Can you print every record below exactly as written?

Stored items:
--------------------------------
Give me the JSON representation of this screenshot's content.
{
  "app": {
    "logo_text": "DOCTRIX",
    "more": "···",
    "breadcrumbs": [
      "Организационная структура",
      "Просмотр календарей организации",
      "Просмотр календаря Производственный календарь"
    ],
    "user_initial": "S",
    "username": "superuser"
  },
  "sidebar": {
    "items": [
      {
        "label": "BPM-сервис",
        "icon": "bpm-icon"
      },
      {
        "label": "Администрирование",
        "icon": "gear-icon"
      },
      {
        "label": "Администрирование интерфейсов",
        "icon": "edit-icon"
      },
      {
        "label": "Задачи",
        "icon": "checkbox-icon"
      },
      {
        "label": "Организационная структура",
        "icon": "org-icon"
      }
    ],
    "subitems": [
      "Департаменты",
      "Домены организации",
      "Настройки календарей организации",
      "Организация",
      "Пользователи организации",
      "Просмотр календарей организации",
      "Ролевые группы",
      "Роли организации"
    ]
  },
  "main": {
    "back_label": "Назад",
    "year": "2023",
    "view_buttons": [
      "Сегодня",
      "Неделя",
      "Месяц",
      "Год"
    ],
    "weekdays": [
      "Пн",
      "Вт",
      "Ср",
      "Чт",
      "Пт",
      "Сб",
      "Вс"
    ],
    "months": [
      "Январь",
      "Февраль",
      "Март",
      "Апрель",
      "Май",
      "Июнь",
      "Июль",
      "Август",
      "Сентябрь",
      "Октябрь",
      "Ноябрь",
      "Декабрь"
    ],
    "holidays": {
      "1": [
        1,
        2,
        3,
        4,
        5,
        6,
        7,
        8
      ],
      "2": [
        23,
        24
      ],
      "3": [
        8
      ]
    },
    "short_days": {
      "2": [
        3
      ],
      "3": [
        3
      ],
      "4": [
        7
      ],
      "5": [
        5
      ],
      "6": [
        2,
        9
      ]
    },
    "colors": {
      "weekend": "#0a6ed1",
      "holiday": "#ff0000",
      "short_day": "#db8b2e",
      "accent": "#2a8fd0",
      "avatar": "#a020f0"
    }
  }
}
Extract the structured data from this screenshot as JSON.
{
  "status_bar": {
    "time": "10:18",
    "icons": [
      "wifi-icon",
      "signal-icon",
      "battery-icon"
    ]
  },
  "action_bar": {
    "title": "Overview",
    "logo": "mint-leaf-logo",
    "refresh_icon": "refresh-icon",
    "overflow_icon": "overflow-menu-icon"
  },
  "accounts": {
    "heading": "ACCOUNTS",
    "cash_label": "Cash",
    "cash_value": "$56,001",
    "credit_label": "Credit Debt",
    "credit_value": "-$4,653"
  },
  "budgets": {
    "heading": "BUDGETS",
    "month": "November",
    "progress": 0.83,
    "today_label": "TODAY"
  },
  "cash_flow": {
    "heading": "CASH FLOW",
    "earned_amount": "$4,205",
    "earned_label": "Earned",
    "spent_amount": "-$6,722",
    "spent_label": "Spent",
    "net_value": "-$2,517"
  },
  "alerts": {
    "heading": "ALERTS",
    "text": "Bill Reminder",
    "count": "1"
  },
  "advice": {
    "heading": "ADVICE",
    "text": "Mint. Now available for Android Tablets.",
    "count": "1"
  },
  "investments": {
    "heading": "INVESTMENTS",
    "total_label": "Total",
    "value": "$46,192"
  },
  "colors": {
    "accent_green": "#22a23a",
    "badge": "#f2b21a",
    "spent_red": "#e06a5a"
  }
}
--------------------------------
**Response for this exercise**:
Give me the JSON representation of this screenshot's content.
{
  "app": {
    "logo_text": "DOCTRIX",
    "more": "···",
    "breadcrumbs": [
      "Организационная структура",
      "Просмотр календарей организации",
      "Просмотр календаря Производственный календарь"
    ],
    "user_initial": "S",
    "username": "superuser"
  },
  "sidebar": {
    "items": [
      {
        "label": "BPM-сервис",
        "icon": "bpm-icon"
      },
      {
        "label": "Администрирование",
        "icon": "gear-icon"
      },
      {
        "label": "Администрирование интерфейсов",
        "icon": "edit-icon"
      },
      {
        "label": "Задачи",
        "icon": "checkbox-icon"
      },
      {
        "label": "Организационная структура",
        "icon": "org-icon"
      }
    ],
    "subitems": [
      "Департаменты",
      "Домены организации",
      "Настройки календарей организации",
      "Организация",
      "Пользователи организации",
      "Просмотр календарей организации",
      "Ролевые группы",
      "Роли организации"
    ]
  },
  "main": {
    "back_label": "Назад",
    "year": "2023",
    "view_buttons": [
      "Сегодня",
      "Неделя",
      "Месяц",
      "Год"
    ],
    "weekdays": [
      "Пн",
      "Вт",
      "Ср",
      "Чт",
      "Пт",
      "Сб",
      "Вс"
    ],
    "months": [
      "Январь",
      "Февраль",
      "Март",
      "Апрель",
      "Май",
      "Июнь",
      "Июль",
      "Август",
      "Сентябрь",
      "Октябрь",
      "Ноябрь",
      "Декабрь"
    ],
    "holidays": {
      "1": [
        1,
        2,
        3,
        4,
        5,
        6,
        7,
        8
      ],
      "2": [
        23,
        24
      ],
      "3": [
        8
      ]
    },
    "short_days": {
      "2": [
        3
      ],
      "3": [
        3
      ],
      "4": [
        7
      ],
      "5": [
        5
      ],
      "6": [
        2,
        9
      ]
    },
    "colors": {
      "weekend": "#0a6ed1",
      "holiday": "#ff0000",
      "short_day": "#db8b2e",
      "accent": "#2a8fd0",
      "avatar": "#a020f0"
    }
  }
}
Extract the structured data from this screenshot as JSON.
{
  "status_bar": {
    "time": "10:18",
    "icons": [
      "wifi-icon",
      "signal-icon",
      "battery-icon"
    ]
  },
  "action_bar": {
    "title": "Overview",
    "logo": "mint-leaf-logo",
    "refresh_icon": "refresh-icon",
    "overflow_icon": "overflow-menu-icon"
  },
  "accounts": {
    "heading": "ACCOUNTS",
    "cash_label": "Cash",
    "cash_value": "$56,001",
    "credit_label": "Credit Debt",
    "credit_value": "-$4,653"
  },
  "budgets": {
    "heading": "BUDGETS",
    "month": "November",
    "progress": 0.83,
    "today_label": "TODAY"
  },
  "cash_flow": {
    "heading": "CASH FLOW",
    "earned_amount": "$4,205",
    "earned_label": "Earned",
    "spent_amount": "-$6,722",
    "spent_label": "Spent",
    "net_value": "-$2,517"
  },
  "alerts": {
    "heading": "ALERTS",
    "text": "Bill Reminder",
    "count": "1"
  },
  "advice": {
    "heading": "ADVICE",
    "text": "Mint. Now available for Android Tablets.",
    "count": "1"
  },
  "investments": {
    "heading": "INVESTMENTS",
    "total_label": "Total",
    "value": "$46,192"
  },
  "colors": {
    "accent_green": "#22a23a",
    "badge": "#f2b21a",
    "spent_red": "#e06a5a"
  }
}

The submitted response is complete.